═══ Exercise materials ═══

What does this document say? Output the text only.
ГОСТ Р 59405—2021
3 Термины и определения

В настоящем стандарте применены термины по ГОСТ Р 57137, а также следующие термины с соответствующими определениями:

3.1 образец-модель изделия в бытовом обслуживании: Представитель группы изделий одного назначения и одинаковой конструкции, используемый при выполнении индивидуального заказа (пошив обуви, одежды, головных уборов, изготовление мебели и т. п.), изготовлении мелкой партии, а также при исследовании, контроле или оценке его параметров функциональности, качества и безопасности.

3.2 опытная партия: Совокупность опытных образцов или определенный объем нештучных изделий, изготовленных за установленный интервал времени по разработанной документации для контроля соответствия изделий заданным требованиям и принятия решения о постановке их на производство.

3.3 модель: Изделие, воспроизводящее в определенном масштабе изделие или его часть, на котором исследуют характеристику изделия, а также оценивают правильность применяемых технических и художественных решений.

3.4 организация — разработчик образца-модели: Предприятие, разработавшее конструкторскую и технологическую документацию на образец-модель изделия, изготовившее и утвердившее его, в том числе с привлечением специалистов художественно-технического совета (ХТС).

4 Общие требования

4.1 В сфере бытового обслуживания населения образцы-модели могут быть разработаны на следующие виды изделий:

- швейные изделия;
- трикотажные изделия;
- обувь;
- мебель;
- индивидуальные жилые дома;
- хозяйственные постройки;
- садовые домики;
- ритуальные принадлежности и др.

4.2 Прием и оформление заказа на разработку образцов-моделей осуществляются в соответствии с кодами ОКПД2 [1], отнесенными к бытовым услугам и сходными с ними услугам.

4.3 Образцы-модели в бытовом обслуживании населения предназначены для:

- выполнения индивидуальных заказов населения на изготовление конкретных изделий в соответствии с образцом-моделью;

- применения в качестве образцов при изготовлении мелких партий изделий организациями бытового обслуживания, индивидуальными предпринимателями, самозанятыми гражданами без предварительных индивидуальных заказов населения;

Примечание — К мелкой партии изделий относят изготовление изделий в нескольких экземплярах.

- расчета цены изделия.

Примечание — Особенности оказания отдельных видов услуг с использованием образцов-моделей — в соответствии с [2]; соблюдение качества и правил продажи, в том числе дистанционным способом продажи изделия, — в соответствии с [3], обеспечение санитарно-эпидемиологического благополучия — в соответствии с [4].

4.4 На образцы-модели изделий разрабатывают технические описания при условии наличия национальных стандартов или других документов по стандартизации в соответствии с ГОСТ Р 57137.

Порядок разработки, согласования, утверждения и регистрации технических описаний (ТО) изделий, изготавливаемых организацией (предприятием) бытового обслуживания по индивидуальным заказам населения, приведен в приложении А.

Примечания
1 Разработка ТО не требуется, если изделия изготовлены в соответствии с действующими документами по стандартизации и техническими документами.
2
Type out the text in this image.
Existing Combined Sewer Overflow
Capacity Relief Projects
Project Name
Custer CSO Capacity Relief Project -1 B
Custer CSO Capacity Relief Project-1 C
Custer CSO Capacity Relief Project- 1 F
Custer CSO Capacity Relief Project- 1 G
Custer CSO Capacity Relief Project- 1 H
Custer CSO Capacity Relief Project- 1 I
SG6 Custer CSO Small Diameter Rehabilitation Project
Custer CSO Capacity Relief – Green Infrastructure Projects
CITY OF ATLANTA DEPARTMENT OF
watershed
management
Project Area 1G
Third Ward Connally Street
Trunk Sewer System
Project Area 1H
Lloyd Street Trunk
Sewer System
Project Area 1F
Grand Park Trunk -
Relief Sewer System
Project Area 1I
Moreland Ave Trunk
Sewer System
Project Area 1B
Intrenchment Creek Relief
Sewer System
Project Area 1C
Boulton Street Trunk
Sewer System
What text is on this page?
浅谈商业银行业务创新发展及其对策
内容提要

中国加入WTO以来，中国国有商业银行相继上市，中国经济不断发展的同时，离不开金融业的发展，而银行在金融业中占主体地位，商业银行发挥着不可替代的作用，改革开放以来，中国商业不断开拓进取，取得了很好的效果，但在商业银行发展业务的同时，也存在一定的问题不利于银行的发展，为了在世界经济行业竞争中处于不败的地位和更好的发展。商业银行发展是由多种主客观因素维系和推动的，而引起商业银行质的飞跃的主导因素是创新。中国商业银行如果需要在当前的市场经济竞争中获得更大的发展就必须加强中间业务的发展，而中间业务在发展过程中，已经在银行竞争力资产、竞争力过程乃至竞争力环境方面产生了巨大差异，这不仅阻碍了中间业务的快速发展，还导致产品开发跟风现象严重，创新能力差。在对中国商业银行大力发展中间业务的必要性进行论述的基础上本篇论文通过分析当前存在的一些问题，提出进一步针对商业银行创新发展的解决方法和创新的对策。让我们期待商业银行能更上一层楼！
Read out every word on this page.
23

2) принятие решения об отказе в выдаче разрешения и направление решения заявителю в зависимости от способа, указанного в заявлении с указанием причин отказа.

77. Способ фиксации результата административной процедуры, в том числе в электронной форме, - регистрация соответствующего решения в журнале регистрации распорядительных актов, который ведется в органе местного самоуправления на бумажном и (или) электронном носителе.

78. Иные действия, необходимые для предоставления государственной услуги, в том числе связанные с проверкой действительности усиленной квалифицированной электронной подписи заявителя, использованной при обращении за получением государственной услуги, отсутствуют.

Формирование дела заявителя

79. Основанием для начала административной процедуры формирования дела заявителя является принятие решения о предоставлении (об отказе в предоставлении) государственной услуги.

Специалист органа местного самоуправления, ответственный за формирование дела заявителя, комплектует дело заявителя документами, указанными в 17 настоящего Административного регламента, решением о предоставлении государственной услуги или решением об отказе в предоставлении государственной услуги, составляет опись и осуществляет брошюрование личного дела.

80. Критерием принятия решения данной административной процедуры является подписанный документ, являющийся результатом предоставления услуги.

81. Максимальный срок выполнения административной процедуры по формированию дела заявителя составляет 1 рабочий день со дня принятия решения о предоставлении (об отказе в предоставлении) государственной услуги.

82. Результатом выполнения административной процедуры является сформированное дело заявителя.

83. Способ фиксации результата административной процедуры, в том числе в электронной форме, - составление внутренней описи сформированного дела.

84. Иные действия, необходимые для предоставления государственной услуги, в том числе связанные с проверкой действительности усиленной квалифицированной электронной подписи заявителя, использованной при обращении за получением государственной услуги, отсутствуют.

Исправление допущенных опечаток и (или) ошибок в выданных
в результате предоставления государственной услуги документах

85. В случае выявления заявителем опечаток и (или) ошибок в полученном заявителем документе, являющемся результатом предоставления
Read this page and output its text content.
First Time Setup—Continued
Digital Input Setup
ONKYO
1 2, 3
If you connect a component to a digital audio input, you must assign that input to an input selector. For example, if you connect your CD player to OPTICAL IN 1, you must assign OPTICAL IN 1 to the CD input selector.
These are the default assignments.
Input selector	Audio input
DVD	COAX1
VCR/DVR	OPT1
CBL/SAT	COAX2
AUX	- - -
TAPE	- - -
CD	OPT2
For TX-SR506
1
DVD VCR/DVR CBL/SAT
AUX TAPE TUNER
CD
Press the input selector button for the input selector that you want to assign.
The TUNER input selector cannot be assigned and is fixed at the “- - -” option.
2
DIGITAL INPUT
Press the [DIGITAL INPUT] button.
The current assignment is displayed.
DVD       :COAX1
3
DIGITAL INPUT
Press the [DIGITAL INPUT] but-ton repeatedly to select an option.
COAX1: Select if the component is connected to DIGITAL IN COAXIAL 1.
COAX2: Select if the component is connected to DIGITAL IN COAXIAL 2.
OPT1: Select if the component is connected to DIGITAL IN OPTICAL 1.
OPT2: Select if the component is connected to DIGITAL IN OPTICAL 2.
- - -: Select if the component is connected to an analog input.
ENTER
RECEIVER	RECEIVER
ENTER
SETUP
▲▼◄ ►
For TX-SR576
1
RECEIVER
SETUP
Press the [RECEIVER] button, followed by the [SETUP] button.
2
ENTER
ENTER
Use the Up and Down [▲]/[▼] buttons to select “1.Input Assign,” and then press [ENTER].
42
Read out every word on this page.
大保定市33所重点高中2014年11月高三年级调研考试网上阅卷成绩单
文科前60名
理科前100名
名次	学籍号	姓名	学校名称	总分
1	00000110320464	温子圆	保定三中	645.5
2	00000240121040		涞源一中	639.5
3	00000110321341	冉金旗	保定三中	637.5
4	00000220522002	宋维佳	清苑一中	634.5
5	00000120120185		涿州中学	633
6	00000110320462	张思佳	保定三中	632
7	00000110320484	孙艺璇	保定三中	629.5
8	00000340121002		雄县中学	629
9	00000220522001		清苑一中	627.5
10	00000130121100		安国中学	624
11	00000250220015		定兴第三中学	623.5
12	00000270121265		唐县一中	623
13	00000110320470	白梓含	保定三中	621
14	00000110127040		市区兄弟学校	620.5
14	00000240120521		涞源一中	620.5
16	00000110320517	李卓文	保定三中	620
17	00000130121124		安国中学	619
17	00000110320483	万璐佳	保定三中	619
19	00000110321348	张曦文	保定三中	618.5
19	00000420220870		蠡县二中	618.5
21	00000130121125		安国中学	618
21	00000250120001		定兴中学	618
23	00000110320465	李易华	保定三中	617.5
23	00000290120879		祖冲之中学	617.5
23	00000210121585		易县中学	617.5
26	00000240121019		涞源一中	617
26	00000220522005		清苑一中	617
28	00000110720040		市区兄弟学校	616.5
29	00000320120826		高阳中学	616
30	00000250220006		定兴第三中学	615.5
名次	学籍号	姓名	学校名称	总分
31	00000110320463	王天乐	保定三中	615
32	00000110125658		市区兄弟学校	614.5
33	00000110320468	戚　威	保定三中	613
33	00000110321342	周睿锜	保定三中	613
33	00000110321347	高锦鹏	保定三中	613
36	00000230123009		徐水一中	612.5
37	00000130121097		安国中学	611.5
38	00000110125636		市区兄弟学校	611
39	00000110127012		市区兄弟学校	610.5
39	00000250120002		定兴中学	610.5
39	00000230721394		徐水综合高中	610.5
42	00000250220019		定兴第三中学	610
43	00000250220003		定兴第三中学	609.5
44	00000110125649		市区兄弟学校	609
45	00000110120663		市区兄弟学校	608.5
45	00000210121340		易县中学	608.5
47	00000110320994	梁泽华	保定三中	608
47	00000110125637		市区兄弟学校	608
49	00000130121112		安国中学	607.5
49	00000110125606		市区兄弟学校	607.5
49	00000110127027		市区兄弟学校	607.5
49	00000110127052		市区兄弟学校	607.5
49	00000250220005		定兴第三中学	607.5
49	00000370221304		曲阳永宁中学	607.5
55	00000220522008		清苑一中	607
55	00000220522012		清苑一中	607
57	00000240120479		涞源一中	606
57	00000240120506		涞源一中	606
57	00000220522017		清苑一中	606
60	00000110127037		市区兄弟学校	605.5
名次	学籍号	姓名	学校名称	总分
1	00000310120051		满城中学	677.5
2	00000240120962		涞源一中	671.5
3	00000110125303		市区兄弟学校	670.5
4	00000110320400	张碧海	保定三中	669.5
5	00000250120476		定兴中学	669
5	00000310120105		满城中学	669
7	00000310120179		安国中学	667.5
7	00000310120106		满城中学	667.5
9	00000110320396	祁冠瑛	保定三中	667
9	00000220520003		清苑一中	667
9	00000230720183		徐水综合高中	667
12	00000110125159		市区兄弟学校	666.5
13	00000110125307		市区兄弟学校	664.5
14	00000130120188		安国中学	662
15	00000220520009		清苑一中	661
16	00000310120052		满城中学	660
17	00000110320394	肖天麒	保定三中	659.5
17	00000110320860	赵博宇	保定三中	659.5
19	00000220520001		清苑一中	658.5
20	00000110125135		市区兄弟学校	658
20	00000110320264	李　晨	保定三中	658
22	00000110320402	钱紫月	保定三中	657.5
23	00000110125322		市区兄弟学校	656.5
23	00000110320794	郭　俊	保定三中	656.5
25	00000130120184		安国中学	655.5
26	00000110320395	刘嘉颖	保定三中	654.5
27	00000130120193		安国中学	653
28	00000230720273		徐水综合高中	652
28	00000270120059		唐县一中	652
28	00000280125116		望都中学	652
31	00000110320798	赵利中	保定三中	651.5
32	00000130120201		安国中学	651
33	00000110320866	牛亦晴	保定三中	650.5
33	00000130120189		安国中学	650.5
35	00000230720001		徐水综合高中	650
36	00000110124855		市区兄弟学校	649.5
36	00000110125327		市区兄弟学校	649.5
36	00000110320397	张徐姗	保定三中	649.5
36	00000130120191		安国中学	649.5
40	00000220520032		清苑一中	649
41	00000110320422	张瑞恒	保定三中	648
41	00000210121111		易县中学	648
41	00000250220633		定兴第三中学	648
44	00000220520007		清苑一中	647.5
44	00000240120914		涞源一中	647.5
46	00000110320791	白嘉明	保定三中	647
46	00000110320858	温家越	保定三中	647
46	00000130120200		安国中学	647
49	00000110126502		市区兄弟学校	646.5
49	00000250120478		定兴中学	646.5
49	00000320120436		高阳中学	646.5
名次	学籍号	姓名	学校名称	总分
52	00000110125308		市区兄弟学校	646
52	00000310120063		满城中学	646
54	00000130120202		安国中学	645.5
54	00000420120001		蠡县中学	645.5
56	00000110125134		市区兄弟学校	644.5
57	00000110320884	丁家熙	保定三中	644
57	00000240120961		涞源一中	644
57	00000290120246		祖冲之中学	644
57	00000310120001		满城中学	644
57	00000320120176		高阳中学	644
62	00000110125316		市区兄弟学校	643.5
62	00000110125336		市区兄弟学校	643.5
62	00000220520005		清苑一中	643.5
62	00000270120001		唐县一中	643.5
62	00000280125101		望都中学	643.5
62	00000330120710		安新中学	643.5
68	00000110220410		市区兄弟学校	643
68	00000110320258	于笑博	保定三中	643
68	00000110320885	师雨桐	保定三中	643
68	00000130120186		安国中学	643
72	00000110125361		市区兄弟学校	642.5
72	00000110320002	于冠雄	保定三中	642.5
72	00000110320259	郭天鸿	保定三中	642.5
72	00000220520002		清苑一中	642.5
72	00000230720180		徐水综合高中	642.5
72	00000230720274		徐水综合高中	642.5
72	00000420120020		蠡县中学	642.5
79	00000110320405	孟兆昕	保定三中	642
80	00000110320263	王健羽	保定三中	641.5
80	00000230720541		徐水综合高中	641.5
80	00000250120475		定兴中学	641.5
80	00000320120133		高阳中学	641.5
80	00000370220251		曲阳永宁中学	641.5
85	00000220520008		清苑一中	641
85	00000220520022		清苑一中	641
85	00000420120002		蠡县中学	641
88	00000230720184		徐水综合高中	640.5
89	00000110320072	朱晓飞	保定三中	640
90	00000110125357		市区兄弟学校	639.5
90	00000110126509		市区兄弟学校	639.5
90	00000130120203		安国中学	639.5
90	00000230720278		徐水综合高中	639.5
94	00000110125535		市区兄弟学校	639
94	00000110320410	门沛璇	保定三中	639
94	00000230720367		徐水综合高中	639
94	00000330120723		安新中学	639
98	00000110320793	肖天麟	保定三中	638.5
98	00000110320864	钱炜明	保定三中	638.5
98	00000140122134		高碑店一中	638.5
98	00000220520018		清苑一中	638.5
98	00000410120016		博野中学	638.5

═══

Written instruction:
Where a line above contains the word "мелкой", copy that line.

Answer to this task:
3.1 образец-модель изделия в бытовом обслуживании: Представитель группы изделий одного назначения и одинаковой конструкции, используемый при выполнении индивидуального заказа (пошив обуви, одежды, головных уборов, изготовление мебели и т. п.), изготовлении мелкой партии, а также при исследовании, контроле или оценке его параметров функциональности, качества и безопасности.
Примечание — К мелкой партии изделий относят изготовление изделий в нескольких экземплярах.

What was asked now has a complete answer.